◆ RECORDS SHOWN ◆
•••

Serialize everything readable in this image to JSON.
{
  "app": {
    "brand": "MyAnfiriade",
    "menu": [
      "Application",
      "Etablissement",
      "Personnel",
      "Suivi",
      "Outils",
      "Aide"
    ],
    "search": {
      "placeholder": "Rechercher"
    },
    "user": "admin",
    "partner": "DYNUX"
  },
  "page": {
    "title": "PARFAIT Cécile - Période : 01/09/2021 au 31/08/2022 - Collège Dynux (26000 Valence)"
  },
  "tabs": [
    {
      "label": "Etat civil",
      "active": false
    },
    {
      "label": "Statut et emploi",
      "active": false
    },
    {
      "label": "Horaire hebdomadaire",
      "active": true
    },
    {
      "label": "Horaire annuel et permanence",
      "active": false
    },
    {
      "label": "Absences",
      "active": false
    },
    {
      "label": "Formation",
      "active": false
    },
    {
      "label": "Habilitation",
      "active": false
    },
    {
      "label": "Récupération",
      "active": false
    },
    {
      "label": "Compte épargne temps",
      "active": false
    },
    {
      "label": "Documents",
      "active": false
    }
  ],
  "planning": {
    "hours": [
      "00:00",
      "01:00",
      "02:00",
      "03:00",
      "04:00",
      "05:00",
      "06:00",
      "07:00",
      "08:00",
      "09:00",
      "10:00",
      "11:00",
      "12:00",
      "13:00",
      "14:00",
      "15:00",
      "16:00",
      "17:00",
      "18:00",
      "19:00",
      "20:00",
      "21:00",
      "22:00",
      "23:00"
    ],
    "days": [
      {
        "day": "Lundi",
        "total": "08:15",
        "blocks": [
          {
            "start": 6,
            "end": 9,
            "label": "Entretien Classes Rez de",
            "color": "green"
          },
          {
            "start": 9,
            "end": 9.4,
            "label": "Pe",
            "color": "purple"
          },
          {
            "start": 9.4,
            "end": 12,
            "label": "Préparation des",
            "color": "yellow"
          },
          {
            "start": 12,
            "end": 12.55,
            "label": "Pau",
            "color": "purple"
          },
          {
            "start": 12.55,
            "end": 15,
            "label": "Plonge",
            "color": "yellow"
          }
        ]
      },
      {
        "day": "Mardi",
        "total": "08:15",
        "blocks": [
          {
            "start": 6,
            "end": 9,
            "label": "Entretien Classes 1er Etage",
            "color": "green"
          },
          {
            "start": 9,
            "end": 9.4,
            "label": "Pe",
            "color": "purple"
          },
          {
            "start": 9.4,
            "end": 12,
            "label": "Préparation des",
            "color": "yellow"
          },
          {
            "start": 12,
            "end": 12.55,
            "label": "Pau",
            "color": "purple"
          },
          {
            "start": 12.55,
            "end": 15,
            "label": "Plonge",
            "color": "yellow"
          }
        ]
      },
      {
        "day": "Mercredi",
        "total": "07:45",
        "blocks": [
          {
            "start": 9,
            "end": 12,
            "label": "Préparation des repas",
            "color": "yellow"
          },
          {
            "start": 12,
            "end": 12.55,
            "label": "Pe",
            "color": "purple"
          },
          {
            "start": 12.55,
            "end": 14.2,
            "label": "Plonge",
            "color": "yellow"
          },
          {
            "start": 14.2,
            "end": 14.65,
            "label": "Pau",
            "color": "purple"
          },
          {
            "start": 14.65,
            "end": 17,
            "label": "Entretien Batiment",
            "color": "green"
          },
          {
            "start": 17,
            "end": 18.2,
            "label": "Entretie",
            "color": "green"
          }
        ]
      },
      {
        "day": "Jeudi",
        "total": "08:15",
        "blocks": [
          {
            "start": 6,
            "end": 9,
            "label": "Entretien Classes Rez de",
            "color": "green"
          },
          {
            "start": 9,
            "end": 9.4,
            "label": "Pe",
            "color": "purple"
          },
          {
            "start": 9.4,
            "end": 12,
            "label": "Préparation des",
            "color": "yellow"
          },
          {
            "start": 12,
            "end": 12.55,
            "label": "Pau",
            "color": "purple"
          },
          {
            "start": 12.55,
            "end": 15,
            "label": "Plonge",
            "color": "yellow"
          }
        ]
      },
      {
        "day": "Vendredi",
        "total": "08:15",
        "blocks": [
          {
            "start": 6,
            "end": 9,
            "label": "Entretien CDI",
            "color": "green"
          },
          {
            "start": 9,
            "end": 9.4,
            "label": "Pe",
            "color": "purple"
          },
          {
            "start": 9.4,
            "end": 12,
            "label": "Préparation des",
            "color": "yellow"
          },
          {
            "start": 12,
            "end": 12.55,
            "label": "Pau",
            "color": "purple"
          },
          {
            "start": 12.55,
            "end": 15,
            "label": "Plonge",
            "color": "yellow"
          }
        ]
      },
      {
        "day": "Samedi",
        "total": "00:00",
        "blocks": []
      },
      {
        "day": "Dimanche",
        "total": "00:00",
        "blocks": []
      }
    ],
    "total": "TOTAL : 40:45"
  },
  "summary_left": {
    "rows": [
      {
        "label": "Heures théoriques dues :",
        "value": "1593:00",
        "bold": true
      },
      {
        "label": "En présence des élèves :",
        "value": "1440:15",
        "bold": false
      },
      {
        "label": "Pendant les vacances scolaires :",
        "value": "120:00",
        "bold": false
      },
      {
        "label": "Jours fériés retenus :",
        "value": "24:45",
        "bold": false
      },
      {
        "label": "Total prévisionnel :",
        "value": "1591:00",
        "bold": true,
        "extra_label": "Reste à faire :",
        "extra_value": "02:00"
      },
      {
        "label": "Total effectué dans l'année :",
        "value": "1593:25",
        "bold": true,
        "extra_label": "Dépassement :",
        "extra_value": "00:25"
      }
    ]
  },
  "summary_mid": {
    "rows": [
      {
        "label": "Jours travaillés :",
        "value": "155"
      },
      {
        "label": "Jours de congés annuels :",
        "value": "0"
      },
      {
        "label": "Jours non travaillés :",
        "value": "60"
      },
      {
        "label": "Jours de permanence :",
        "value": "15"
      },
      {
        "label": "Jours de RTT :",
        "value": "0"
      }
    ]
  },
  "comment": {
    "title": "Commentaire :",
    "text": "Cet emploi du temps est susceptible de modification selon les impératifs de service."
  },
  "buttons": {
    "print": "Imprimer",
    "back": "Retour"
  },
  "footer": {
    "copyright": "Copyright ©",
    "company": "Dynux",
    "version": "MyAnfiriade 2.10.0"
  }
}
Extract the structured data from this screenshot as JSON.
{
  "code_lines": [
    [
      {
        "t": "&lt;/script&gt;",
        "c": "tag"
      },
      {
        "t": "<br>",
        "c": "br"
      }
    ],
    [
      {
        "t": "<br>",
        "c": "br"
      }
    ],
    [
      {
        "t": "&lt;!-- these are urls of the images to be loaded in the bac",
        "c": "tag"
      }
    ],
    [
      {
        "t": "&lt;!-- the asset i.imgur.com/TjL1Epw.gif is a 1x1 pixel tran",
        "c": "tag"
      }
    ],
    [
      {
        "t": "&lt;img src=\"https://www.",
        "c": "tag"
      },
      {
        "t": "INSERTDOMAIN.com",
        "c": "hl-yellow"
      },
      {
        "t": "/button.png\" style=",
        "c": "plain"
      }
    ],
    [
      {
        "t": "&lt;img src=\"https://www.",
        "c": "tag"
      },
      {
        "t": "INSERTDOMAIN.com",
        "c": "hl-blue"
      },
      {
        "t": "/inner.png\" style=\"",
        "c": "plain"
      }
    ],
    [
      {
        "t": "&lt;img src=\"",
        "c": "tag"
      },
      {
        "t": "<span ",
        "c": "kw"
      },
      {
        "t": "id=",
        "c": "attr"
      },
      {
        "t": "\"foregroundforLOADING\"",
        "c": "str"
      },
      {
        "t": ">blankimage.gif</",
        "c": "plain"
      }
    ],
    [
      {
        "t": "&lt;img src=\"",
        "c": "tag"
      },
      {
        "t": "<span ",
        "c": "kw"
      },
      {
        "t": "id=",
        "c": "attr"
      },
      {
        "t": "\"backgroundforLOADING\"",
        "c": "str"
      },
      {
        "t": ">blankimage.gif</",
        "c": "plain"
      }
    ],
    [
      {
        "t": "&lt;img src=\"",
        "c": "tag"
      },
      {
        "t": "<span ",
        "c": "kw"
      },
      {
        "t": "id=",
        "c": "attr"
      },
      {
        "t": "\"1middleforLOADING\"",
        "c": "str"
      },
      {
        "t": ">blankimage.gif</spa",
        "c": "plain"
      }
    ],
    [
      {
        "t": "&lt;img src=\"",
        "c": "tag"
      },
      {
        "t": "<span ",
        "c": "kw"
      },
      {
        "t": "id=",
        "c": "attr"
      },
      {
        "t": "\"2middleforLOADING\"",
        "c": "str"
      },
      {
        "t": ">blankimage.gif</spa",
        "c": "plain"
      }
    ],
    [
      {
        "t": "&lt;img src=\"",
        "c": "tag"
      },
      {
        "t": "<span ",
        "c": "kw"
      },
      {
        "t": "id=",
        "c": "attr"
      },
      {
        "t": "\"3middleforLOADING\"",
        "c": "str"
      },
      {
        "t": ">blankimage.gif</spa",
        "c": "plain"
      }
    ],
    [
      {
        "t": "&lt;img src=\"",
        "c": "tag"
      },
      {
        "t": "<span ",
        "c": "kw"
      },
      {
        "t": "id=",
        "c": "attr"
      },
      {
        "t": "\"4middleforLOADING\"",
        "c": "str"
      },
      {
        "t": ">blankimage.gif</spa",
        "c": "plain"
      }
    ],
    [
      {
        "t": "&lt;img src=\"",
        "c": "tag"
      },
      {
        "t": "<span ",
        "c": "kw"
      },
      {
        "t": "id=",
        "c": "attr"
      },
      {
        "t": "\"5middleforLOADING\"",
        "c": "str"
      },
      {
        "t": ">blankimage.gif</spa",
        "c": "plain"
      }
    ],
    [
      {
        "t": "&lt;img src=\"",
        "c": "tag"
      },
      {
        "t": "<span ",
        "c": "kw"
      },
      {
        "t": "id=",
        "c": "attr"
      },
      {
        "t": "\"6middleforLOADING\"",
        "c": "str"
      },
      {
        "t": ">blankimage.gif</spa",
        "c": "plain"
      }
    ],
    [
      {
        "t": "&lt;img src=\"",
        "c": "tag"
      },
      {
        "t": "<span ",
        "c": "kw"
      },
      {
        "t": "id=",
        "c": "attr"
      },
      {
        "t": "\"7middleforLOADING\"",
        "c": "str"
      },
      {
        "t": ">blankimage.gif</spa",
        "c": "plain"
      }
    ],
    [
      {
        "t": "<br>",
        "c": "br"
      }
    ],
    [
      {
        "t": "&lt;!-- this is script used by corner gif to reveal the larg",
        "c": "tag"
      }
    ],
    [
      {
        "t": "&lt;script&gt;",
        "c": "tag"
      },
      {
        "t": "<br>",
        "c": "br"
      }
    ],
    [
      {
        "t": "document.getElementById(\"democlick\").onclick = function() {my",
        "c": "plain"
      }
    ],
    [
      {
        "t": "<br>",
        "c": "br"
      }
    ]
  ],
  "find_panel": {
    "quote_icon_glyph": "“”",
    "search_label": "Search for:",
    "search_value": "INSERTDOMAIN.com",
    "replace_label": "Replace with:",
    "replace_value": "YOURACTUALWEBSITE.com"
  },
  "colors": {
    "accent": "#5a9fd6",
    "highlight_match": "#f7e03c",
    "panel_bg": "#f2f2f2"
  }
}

•••

◆ WHAT TO PRODUCE ◆
Each line with the string "Horaire" in it needs to be found and copied.

◆ EXERCISE RESPONSE ◆
      "label": "Horaire hebdomadaire",
      "label": "Horaire annuel et permanence",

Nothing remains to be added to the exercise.